(Stored records)
-=-=-

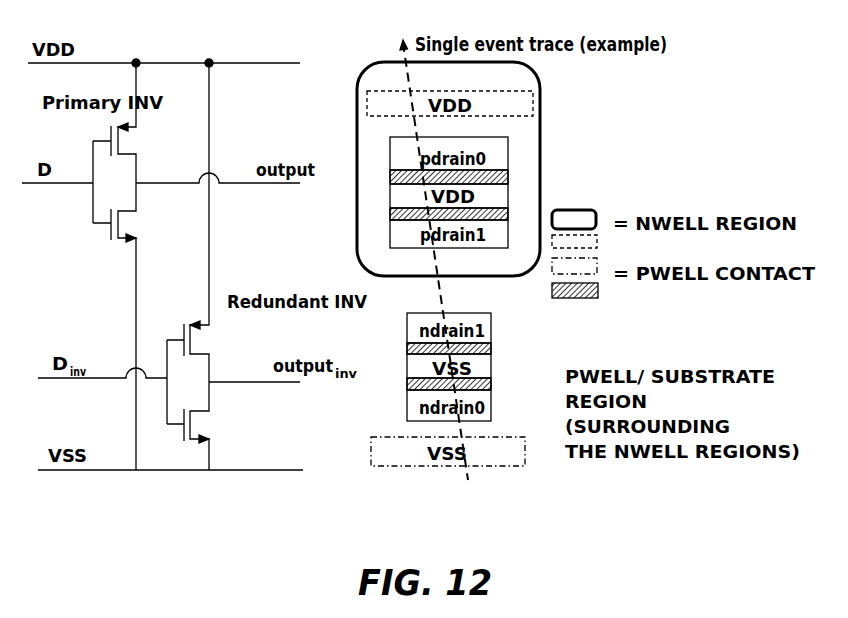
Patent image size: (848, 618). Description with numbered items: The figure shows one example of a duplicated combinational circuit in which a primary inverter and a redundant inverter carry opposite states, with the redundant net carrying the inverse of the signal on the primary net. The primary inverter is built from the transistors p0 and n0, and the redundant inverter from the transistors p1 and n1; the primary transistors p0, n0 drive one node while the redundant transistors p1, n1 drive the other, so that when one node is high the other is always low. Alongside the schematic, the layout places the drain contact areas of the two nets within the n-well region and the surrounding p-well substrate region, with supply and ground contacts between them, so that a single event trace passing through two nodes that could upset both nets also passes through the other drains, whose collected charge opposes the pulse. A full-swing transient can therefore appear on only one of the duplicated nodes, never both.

The PMOS transistor of primary inverter p0 is at (133, 123).
The NMOS transistor of primary inverter n0 is at (135, 326).
The PMOS transistor of redundant inverter p1 is at (216, 222).
The NMOS transistor of redundant inverter n1 is at (218, 426).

-=-=-

## [Instructions for the task]
Select each line of the records above that contains the word "redundant". Case is significant.

## [Solution to this exercise]
Patent image size: (848, 618). Description with numbered items: The figure shows one example of a duplicated combinational circuit in which a primary inverter and a redundant inverter carry opposite states, with the redundant net carrying the inverse of the signal on the primary net. The primary inverter is built from the transistors p0 and n0, and the redundant inverter from the transistors p1 and n1; the primary transistors p0, n0 drive one node while the redundant transistors p1, n1 drive the other, so that when one node is high the other is always low. Alongside the schematic, the layout places the drain contact areas of the two nets within the n-well region and the surrounding p-well substrate region, with supply and ground contacts between them, so that a single event trace passing through two nodes that could upset both nets also passes through the other drains, whose collected charge opposes the pulse. A full-swing transient can therefore appear on only one of the duplicated nodes, never both.
The PMOS transistor of redundant inverter p1 is at (216, 222).
The NMOS transistor of redundant inverter n1 is at (218, 426).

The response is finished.